What needs to be done: Pick out each line of the records in which the word "text" appears.

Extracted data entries
-- -- --

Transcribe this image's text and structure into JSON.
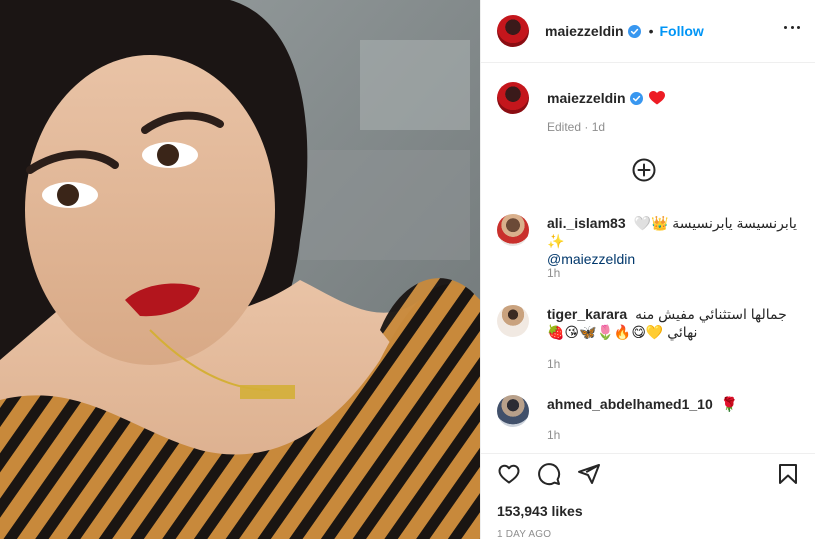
{
  "post": {
    "author": "maiezzeldin",
    "follow_label": "Follow",
    "separator": "•",
    "caption_emoji": "heart-emoji",
    "edited_label": "Edited · 1d",
    "likes": "153,943 likes",
    "date": "1 DAY AGO"
  },
  "comments": [
    {
      "username": "ali._islam83",
      "text": "يابرنسيسة يابرنسيسة 👑🤍✨",
      "mention": "@maiezzeldin",
      "time": "1h"
    },
    {
      "username": "tiger_karara",
      "text": "جمالها استثنائي مفيش منه نهائي 💛😋🔥🌷🦋😘🍓",
      "time": "1h"
    },
    {
      "username": "ahmed_abdelhamed1_10",
      "text": "🌹",
      "time": "1h"
    }
  ],
  "icons": {
    "verified": "verified-badge-icon",
    "more": "more-options-icon",
    "load_more": "plus-circle-icon",
    "like": "heart-outline-icon",
    "comment": "comment-icon",
    "share": "share-icon",
    "save": "bookmark-icon"
  },
  "colors": {
    "accent": "#0095f6",
    "verified": "#3897f0",
    "heart": "#ed1c24",
    "text": "#262626",
    "muted": "#8e8e8e",
    "border": "#efefef"
  }
}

-- -- --

Finished exercise:
Transcribe this image's text and structure into JSON.
      "text": "يابرنسيسة يابرنسيسة 👑🤍✨",
      "text": "جمالها استثنائي مفيش منه نهائي 💛😋🔥🌷🦋😘🍓",
      "text": "🌹",
    "text": "#262626",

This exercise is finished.